Short exercise — Each entry below should be written out exactly as it is, with no pictures.

Supplied data —
****

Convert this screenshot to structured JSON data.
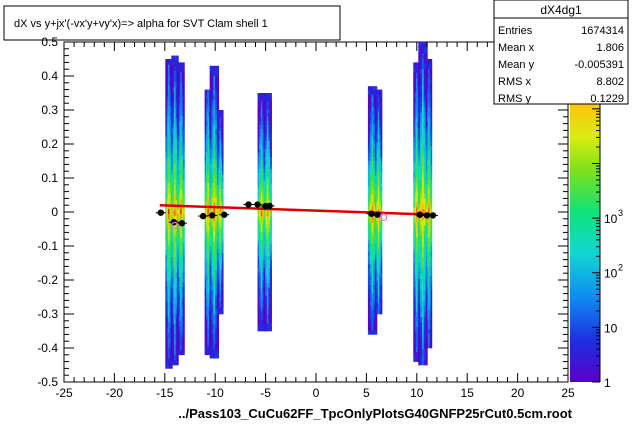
{
  "chart_data": {
    "type": "heatmap",
    "title": "dX vs  y+jx'(-vx'y+vy'x)=> alpha for SVT Clam shell 1",
    "xlabel": "../Pass103_CuCu62FF_TpcOnlyPlotsG40GNFP25rCut0.5cm.root",
    "ylabel": "",
    "xlim": [
      -25,
      25
    ],
    "ylim": [
      -0.5,
      0.5
    ],
    "x_ticks": [
      "-25",
      "-20",
      "-15",
      "-10",
      "-5",
      "0",
      "5",
      "10",
      "15",
      "20",
      "25"
    ],
    "y_ticks": [
      "-0.5",
      "-0.4",
      "-0.3",
      "-0.2",
      "-0.1",
      "0",
      "0.1",
      "0.2",
      "0.3",
      "0.4",
      "0.5"
    ],
    "z_scale": "log",
    "z_range": [
      1,
      1674314
    ],
    "z_ticks": [
      "1",
      "10",
      "10",
      "10"
    ],
    "z_tick_exponents": [
      "",
      "",
      "2",
      "3"
    ],
    "z_tick_values": [
      1,
      10,
      100,
      1000
    ],
    "colors": {
      "frame": "#000000",
      "fit_line": "#e00000",
      "profile_points": "#000000",
      "open_marker": "#ff66cc"
    },
    "clusters": [
      {
        "x": -14.6,
        "width": 0.35,
        "ymin": -0.46,
        "ymax": 0.45,
        "core_width": 0.2
      },
      {
        "x": -14.0,
        "width": 0.35,
        "ymin": -0.45,
        "ymax": 0.46,
        "core_width": 0.3
      },
      {
        "x": -13.4,
        "width": 0.35,
        "ymin": -0.42,
        "ymax": 0.44,
        "core_width": 0.2
      },
      {
        "x": -10.7,
        "width": 0.35,
        "ymin": -0.42,
        "ymax": 0.36,
        "core_width": 0.2
      },
      {
        "x": -10.1,
        "width": 0.45,
        "ymin": -0.43,
        "ymax": 0.43,
        "core_width": 0.3
      },
      {
        "x": -9.5,
        "width": 0.3,
        "ymin": -0.3,
        "ymax": 0.3,
        "core_width": 0.2
      },
      {
        "x": -5.4,
        "width": 0.4,
        "ymin": -0.35,
        "ymax": 0.35,
        "core_width": 0.25
      },
      {
        "x": -4.8,
        "width": 0.4,
        "ymin": -0.35,
        "ymax": 0.35,
        "core_width": 0.25
      },
      {
        "x": 5.6,
        "width": 0.45,
        "ymin": -0.36,
        "ymax": 0.37,
        "core_width": 0.3
      },
      {
        "x": 6.2,
        "width": 0.35,
        "ymin": -0.3,
        "ymax": 0.36,
        "core_width": 0.2
      },
      {
        "x": 10.0,
        "width": 0.35,
        "ymin": -0.44,
        "ymax": 0.44,
        "core_width": 0.2
      },
      {
        "x": 10.6,
        "width": 0.45,
        "ymin": -0.45,
        "ymax": 0.5,
        "core_width": 0.3
      },
      {
        "x": 11.2,
        "width": 0.3,
        "ymin": -0.4,
        "ymax": 0.45,
        "core_width": 0.2
      }
    ],
    "profile_points": [
      {
        "x": -15.4,
        "y": -0.002
      },
      {
        "x": -14.1,
        "y": -0.03
      },
      {
        "x": -13.3,
        "y": -0.033
      },
      {
        "x": -11.2,
        "y": -0.012
      },
      {
        "x": -10.3,
        "y": -0.01
      },
      {
        "x": -9.1,
        "y": -0.008
      },
      {
        "x": -6.7,
        "y": 0.022
      },
      {
        "x": -5.8,
        "y": 0.022
      },
      {
        "x": -5.0,
        "y": 0.017
      },
      {
        "x": -4.6,
        "y": 0.018
      },
      {
        "x": 5.5,
        "y": -0.005
      },
      {
        "x": 6.1,
        "y": -0.008
      },
      {
        "x": 10.3,
        "y": -0.008
      },
      {
        "x": 11.0,
        "y": -0.01
      },
      {
        "x": 11.6,
        "y": -0.01
      }
    ],
    "open_markers": [
      {
        "x": -14.0,
        "y": -0.04
      },
      {
        "x": 6.7,
        "y": -0.015
      }
    ],
    "fit_line": {
      "x": [
        -15.5,
        11.8
      ],
      "y": [
        0.02,
        -0.008
      ]
    },
    "stats_box": {
      "title": "dX4dg1",
      "rows": [
        {
          "label": "Entries",
          "value": "1674314"
        },
        {
          "label": "Mean x",
          "value": "1.806"
        },
        {
          "label": "Mean y",
          "value": "-0.005391"
        },
        {
          "label": "RMS x",
          "value": "8.802"
        },
        {
          "label": "RMS y",
          "value": "0.1229"
        }
      ]
    }
  }
}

****

Written answer —
Convert this screenshot to structured JSON data.
{
  "chart_data": {
    "type": "heatmap",
    "title": "dX vs  y+jx'(-vx'y+vy'x)=> alpha for SVT Clam shell 1",
    "xlabel": "../Pass103_CuCu62FF_TpcOnlyPlotsG40GNFP25rCut0.5cm.root",
    "ylabel": "",
    "xlim": [
      -25,
      25
    ],
    "ylim": [
      -0.5,
      0.5
    ],
    "x_ticks": [
      "-25",
      "-20",
      "-15",
      "-10",
      "-5",
      "0",
      "5",
      "10",
      "15",
      "20",
      "25"
    ],
    "y_ticks": [
      "-0.5",
      "-0.4",
      "-0.3",
      "-0.2",
      "-0.1",
      "0",
      "0.1",
      "0.2",
      "0.3",
      "0.4",
      "0.5"
    ],
    "z_scale": "log",
    "z_range": [
      1,
      1674314
    ],
    "z_ticks": [
      "1",
      "10",
      "10",
      "10"
    ],
    "z_tick_exponents": [
      "",
      "",
      "2",
      "3"
    ],
    "z_tick_values": [
      1,
      10,
      100,
      1000
    ],
    "colors": {
      "frame": "#000000",
      "fit_line": "#e00000",
      "profile_points": "#000000",
      "open_marker": "#ff66cc"
    },
    "clusters": [
      {
        "x": -14.6,
        "width": 0.35,
        "ymin": -0.46,
        "ymax": 0.45,
        "core_width": 0.2
      },
      {
        "x": -14.0,
        "width": 0.35,
        "ymin": -0.45,
        "ymax": 0.46,
        "core_width": 0.3
      },
      {
        "x": -13.4,
        "width": 0.35,
        "ymin": -0.42,
        "ymax": 0.44,
        "core_width": 0.2
      },
      {
        "x": -10.7,
        "width": 0.35,
        "ymin": -0.42,
        "ymax": 0.36,
        "core_width": 0.2
      },
      {
        "x": -10.1,
        "width": 0.45,
        "ymin": -0.43,
        "ymax": 0.43,
        "core_width": 0.3
      },
      {
        "x": -9.5,
        "width": 0.3,
        "ymin": -0.3,
        "ymax": 0.3,
        "core_width": 0.2
      },
      {
        "x": -5.4,
        "width": 0.4,
        "ymin": -0.35,
        "ymax": 0.35,
        "core_width": 0.25
      },
      {
        "x": -4.8,
        "width": 0.4,
        "ymin": -0.35,
        "ymax": 0.35,
        "core_width": 0.25
      },
      {
        "x": 5.6,
        "width": 0.45,
        "ymin": -0.36,
        "ymax": 0.37,
        "core_width": 0.3
      },
      {
        "x": 6.2,
        "width": 0.35,
        "ymin": -0.3,
        "ymax": 0.36,
        "core_width": 0.2
      },
      {
        "x": 10.0,
        "width": 0.35,
        "ymin": -0.44,
        "ymax": 0.44,
        "core_width": 0.2
      },
      {
        "x": 10.6,
        "width": 0.45,
        "ymin": -0.45,
        "ymax": 0.5,
        "core_width": 0.3
      },
      {
        "x": 11.2,
        "width": 0.3,
        "ymin": -0.4,
        "ymax": 0.45,
        "core_width": 0.2
      }
    ],
    "profile_points": [
      {
        "x": -15.4,
        "y": -0.002
      },
      {
        "x": -14.1,
        "y": -0.03
      },
      {
        "x": -13.3,
        "y": -0.033
      },
      {
        "x": -11.2,
        "y": -0.012
      },
      {
        "x": -10.3,
        "y": -0.01
      },
      {
        "x": -9.1,
        "y": -0.008
      },
      {
        "x": -6.7,
        "y": 0.022
      },
      {
        "x": -5.8,
        "y": 0.022
      },
      {
        "x": -5.0,
        "y": 0.017
      },
      {
        "x": -4.6,
        "y": 0.018
      },
      {
        "x": 5.5,
        "y": -0.005
      },
      {
        "x": 6.1,
        "y": -0.008
      },
      {
        "x": 10.3,
        "y": -0.008
      },
      {
        "x": 11.0,
        "y": -0.01
      },
      {
        "x": 11.6,
        "y": -0.01
      }
    ],
    "open_markers": [
      {
        "x": -14.0,
        "y": -0.04
      },
      {
        "x": 6.7,
        "y": -0.015
      }
    ],
    "fit_line": {
      "x": [
        -15.5,
        11.8
      ],
      "y": [
        0.02,
        -0.008
      ]
    },
    "stats_box": {
      "title": "dX4dg1",
      "rows": [
        {
          "label": "Entries",
          "value": "1674314"
        },
        {
          "label": "Mean x",
          "value": "1.806"
        },
        {
          "label": "Mean y",
          "value": "-0.005391"
        },
        {
          "label": "RMS x",
          "value": "8.802"
        },
        {
          "label": "RMS y",
          "value": "0.1229"
        }
      ]
    }
  }
}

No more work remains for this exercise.